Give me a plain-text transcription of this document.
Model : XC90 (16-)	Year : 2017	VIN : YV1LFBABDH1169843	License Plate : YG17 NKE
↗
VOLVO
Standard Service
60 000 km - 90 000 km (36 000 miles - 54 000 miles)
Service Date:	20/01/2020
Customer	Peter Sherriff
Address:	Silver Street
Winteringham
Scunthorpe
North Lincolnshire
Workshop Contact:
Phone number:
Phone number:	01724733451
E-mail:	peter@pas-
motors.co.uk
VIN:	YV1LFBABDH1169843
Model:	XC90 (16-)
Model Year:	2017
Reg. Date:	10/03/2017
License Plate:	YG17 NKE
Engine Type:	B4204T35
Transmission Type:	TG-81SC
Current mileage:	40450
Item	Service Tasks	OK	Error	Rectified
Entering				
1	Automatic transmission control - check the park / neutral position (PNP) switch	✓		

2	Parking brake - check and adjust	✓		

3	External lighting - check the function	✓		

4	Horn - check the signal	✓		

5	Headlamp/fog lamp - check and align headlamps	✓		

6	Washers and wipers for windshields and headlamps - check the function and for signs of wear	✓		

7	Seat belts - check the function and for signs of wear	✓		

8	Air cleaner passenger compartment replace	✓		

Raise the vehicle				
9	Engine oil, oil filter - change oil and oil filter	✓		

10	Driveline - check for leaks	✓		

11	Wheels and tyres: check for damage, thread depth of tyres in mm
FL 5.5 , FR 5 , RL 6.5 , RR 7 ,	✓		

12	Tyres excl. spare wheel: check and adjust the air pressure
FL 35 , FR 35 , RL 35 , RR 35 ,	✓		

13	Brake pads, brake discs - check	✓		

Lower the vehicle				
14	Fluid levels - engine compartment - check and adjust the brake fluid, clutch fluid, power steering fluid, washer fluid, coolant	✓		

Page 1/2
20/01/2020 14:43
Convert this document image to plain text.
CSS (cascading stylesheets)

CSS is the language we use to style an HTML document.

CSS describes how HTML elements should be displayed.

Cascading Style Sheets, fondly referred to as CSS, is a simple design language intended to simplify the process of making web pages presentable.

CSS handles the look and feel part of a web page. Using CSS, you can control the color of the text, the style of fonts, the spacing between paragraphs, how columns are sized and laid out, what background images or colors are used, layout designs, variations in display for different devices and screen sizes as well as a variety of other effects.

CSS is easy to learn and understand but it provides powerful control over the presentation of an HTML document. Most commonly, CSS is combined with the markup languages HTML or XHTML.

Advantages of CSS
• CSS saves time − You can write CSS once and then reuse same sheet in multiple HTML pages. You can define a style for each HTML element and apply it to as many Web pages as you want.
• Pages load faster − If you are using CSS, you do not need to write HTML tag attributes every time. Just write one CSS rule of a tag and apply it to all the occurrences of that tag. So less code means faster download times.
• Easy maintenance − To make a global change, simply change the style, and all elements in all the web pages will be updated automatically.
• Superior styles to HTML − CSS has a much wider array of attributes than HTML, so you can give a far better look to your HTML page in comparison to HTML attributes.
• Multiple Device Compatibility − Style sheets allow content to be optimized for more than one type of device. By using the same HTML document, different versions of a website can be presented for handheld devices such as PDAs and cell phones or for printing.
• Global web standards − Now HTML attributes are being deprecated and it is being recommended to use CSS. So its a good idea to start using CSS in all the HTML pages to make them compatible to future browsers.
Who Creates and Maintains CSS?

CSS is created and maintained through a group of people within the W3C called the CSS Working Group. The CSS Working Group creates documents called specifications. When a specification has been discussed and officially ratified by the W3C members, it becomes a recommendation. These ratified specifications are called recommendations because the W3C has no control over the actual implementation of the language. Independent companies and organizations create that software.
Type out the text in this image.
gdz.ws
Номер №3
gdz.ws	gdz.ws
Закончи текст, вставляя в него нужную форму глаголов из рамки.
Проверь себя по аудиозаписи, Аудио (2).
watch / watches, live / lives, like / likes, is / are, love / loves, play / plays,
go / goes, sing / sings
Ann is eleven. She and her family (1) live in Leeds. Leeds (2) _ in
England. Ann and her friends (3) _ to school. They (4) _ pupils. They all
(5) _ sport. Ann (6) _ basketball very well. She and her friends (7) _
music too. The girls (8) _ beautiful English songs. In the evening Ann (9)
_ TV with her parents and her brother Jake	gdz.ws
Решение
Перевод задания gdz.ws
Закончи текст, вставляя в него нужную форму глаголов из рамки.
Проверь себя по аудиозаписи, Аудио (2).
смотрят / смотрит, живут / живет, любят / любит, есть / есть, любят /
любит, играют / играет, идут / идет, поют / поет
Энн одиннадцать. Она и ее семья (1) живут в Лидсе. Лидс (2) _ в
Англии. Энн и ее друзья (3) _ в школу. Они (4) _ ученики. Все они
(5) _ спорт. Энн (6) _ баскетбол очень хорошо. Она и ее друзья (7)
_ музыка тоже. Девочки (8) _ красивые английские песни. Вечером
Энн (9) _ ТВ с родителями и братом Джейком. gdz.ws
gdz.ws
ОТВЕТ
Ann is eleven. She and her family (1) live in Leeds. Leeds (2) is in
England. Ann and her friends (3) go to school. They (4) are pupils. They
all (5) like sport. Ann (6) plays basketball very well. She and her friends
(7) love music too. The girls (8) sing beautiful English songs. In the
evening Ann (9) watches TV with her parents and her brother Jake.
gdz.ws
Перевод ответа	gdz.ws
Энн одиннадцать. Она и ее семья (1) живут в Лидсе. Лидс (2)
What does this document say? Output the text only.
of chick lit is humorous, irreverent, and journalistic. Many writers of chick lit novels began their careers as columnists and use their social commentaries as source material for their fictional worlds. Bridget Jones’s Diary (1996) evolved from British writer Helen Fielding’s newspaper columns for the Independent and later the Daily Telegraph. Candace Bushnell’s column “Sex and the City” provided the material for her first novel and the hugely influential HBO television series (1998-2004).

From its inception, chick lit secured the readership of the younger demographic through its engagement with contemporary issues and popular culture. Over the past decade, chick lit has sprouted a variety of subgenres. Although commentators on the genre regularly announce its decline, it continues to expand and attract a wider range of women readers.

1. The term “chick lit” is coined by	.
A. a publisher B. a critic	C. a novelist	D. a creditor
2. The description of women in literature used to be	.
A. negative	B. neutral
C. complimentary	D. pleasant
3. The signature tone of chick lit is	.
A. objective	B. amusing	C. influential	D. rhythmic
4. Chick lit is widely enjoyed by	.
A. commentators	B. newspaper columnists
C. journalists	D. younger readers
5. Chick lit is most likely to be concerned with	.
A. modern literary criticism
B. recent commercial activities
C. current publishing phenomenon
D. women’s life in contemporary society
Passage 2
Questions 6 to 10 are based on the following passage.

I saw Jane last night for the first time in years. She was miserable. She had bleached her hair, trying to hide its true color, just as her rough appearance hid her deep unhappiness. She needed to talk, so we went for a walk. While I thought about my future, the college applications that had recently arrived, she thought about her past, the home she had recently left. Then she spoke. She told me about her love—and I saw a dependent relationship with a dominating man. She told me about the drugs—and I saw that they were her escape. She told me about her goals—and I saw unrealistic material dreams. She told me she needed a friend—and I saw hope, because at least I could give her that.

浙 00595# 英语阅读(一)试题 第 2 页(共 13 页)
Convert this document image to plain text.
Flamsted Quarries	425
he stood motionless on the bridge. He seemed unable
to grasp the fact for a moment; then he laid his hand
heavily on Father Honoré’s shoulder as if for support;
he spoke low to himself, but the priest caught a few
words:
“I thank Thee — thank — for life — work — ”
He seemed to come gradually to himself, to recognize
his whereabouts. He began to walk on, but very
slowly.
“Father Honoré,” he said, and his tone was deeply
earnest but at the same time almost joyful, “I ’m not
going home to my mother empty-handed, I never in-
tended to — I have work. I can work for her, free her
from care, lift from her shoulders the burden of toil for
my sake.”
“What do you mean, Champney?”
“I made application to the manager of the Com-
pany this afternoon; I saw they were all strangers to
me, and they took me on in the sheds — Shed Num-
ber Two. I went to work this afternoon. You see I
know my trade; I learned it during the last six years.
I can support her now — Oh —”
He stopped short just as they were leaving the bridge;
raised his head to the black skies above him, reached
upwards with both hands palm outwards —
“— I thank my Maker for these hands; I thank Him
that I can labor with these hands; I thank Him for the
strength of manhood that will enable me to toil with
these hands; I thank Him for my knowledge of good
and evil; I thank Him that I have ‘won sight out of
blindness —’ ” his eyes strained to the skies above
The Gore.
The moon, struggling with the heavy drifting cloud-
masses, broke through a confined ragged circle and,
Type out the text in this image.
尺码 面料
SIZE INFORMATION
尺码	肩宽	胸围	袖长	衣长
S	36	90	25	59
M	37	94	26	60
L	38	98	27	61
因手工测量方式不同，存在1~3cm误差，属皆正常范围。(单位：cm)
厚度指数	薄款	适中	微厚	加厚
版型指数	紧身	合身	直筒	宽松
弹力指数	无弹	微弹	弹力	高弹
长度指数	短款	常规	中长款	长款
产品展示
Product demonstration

*PROBLEM DETAILS*
Pull every line containing "himself" out of the records.

*RESULT FOR THIS EXERCISE*
he spoke low to himself, but the priest caught a few
He seemed to come gradually to himself, to recognize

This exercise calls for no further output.